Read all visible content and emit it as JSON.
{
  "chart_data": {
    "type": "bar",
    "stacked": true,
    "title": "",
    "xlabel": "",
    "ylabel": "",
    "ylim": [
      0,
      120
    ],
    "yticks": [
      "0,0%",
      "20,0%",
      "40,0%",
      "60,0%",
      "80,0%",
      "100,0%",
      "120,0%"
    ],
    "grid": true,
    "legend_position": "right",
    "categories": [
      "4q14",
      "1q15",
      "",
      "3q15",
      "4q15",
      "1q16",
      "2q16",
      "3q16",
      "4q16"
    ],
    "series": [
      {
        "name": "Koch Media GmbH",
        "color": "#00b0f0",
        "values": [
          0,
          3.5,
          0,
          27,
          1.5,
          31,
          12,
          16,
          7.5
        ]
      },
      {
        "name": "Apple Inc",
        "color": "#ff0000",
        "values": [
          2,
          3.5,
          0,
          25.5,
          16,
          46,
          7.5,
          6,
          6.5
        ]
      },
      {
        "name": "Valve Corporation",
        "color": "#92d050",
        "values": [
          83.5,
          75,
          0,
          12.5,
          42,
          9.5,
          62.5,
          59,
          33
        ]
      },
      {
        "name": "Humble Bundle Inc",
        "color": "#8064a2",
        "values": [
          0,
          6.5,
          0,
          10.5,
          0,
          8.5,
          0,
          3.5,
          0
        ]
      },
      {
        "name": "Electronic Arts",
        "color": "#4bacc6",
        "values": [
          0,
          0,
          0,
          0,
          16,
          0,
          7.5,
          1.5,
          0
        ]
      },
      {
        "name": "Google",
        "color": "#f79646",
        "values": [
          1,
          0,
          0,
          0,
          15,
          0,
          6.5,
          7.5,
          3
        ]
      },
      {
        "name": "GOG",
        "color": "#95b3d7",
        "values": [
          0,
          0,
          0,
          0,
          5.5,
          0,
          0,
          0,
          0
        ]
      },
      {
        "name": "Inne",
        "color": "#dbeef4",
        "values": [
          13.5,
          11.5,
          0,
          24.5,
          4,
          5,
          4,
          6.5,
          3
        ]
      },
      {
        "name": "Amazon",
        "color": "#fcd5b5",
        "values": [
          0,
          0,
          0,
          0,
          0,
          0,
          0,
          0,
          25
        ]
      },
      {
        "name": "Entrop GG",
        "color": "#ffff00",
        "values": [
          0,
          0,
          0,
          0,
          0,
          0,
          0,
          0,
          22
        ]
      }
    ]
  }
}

============

Aim of the exercise: Select the lines from the entries that include the word "name".

Exercise solution:
        "name": "Koch Media GmbH",
        "name": "Apple Inc",
        "name": "Valve Corporation",
        "name": "Humble Bundle Inc",
        "name": "Electronic Arts",
        "name": "Google",
        "name": "GOG",
        "name": "Inne",
        "name": "Amazon",
        "name": "Entrop GG",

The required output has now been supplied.